[DATASET ROWS]

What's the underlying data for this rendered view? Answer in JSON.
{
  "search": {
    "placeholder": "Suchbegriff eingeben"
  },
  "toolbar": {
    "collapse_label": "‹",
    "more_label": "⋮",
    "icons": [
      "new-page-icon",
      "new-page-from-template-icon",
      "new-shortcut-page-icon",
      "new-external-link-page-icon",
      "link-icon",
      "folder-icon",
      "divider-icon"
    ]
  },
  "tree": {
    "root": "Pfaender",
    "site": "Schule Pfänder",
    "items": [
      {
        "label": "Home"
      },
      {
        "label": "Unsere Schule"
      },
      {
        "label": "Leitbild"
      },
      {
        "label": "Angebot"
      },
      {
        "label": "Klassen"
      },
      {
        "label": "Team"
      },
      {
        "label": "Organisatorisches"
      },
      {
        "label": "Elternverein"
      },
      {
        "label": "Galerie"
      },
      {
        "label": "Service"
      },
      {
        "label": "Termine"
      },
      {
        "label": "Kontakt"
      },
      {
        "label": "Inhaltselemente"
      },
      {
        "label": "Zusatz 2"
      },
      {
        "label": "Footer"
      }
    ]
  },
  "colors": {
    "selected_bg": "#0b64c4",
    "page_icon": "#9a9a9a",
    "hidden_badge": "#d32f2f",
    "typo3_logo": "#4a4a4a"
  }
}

[EXERCISE DIRECTIONS] Identify each line holding the string "Schule", and copy it out.

[EXPECTED ANSWER]
    "site": "Schule Pfänder",
        "label": "Unsere Schule"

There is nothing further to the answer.